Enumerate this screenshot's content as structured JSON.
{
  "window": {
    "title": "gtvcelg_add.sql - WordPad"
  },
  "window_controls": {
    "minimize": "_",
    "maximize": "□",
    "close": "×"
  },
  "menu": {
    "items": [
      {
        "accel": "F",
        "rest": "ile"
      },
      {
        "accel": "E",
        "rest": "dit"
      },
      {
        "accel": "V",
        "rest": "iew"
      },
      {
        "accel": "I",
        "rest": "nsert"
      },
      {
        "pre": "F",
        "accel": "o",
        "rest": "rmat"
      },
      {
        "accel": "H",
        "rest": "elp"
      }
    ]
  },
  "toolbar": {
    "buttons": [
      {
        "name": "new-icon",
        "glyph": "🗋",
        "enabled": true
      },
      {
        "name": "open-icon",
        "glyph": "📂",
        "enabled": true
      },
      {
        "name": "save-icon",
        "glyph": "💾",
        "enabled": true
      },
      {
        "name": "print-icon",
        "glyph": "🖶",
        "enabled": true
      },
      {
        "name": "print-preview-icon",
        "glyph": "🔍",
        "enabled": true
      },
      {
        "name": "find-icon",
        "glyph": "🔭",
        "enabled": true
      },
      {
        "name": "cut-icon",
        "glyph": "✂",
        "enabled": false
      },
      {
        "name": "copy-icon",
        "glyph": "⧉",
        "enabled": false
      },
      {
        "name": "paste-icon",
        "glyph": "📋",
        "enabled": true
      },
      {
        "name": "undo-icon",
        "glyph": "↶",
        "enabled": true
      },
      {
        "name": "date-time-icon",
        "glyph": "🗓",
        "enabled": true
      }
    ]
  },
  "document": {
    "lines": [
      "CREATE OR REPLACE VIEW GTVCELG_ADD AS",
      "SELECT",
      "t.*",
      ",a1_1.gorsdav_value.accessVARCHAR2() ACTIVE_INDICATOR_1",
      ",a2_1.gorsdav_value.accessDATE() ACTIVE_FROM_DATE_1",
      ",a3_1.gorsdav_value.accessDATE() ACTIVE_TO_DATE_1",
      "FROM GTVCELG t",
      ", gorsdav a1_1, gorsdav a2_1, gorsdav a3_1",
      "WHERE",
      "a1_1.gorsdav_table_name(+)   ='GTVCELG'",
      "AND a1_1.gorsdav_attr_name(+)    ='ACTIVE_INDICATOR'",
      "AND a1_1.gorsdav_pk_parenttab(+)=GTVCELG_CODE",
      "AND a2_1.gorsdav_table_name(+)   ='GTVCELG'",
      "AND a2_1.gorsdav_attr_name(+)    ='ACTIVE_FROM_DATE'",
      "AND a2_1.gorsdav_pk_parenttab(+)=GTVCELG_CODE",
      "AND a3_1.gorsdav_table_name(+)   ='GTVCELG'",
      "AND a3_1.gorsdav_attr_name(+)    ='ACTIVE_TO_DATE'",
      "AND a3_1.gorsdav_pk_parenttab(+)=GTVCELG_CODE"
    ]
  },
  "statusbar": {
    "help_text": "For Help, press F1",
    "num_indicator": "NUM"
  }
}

# # # #

● **Objective**:
Copy each line holding the word "icon" from the listing above.

● **Written response**:
        "name": "new-icon",
        "name": "open-icon",
        "name": "save-icon",
        "name": "print-icon",
        "name": "print-preview-icon",
        "name": "find-icon",
        "name": "cut-icon",
        "name": "copy-icon",
        "name": "paste-icon",
        "name": "undo-icon",
        "name": "date-time-icon",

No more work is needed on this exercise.